Begin Reading passage

THIS LOAN AGREEMENT (this “ Agreement ”), dated as of August 27, 2009, by and among Trilliant Exploration Corporation a Nevada corporation, (the “ Company ”), and Charms Investments, LTD   (the “ Lender ”).

 

 

WITNESSETH:

 

WHEREAS , the Company and the Lender are executing and delivering this Agreement in reliance upon an exemption from securities registration pursuant to Section 4(2) and/or Rule 506 of Regulation D (“ Regulation D ”) as promulgated by the U.S. Securities and Exchange Commission (the “ SEC ”) under the Securities Act of 1933, as amended (the “ 1933 Act ”);

 

 

WHEREAS, the Parties agreed that the Lender will provide the Company with a loan (the "LOAN") in the aggregate principal amount of up to US$500,000.00  (the "PURCHASE PRICE" or "PRINCIPAL AMOUNT"), subject to terms and conditions set forth in this Agreement, and secured by promissory notes of the Company ("NOTE" or "NOTES"), a form of which is annexed hereto as EXHIBIT A, convertible into shares ("CONVERSION SHARES") of the Company's Common Stock (the "COMMON STOCK") at a per share conversion price set forth in the Note (the "CONVERSION PRICE". The Notes and Conversion Shares are collectively referred to herein as the "SECURITIES";

 

 

NOW, THEREFORE, in consideration of the mutual covenants and other agreements contained in this Agreement the Company and the lender hereby agree as follows:

 

 

1. THE LOAN.

 

 

(a)

Under the terms and subject to the conditions set forth in this Agreement, the Lender shall loan to the Company a principal amount of up to US $500,000  in installments as follows:

 

i.

A first installment of $25,000 on or about August 27, 2009 (the “Initial Installment”);

 

 

ii.

A second installment of $80,000 on or about August 28, 2009;

 

iii.

A third installment of $70,000 on or about August 31, 2009;

 

 

iv.

Such subsequent installments in such amounts and on such dates as the parties shall agree; however, nothing contained herein shall be interpreted as requiring the Lender to make any future installments.

End Reading passage
Begin Listing

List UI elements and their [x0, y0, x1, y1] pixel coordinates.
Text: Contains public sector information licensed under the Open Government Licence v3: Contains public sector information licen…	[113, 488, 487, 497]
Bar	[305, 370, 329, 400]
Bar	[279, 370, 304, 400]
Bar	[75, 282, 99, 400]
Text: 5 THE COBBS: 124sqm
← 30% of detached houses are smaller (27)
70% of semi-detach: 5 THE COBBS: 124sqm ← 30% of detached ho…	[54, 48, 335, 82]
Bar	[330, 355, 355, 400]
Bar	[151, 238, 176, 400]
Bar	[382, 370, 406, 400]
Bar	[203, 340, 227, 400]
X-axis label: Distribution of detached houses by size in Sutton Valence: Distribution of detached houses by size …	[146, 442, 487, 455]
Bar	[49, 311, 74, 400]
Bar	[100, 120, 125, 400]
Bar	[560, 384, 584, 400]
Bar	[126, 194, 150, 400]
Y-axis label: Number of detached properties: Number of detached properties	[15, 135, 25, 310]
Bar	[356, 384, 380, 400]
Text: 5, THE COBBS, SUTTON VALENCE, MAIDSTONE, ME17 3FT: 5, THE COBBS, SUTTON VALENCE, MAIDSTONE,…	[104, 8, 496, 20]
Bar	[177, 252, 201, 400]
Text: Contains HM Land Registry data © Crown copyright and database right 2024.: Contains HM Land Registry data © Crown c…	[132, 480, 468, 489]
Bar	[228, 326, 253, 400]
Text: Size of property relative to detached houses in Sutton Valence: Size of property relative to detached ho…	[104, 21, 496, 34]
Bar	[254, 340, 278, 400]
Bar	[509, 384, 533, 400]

End Listing

Tasks for this exercise:
1. From the loan agreement, reproduce verbatim the passage starting with "NOW, THEREFORE, in" and going on through "1. THE LOAN.".
2. Quote the rows exactly, starting with the first line of the rows and going on through the line containing "Y-axis label: Number".

The replies:
1.
NOW, THEREFORE, in consideration of the mutual covenants and other agreements contained in this Agreement the Company and the lender hereby agree as follows:

 

 

1. THE LOAN.

2.
List UI elements and their [x0, y0, x1, y1] pixel coordinates.
Text: Contains public sector information licensed under the Open Government Licence v3: Contains public sector information licen…	[113, 488, 487, 497]
Bar	[305, 370, 329, 400]
Bar	[279, 370, 304, 400]
Bar	[75, 282, 99, 400]
Text: 5 THE COBBS: 124sqm
← 30% of detached houses are smaller (27)
70% of semi-detach: 5 THE COBBS: 124sqm ← 30% of detached ho…	[54, 48, 335, 82]
Bar	[330, 355, 355, 400]
Bar	[151, 238, 176, 400]
Bar	[382, 370, 406, 400]
Bar	[203, 340, 227, 400]
X-axis label: Distribution of detached houses by size in Sutton Valence: Distribution of detached houses by size …	[146, 442, 487, 455]
Bar	[49, 311, 74, 400]
Bar	[100, 120, 125, 400]
Bar	[560, 384, 584, 400]
Bar	[126, 194, 150, 400]
Y-axis label: Number of detached properties: Number of detached properties	[15, 135, 25, 310]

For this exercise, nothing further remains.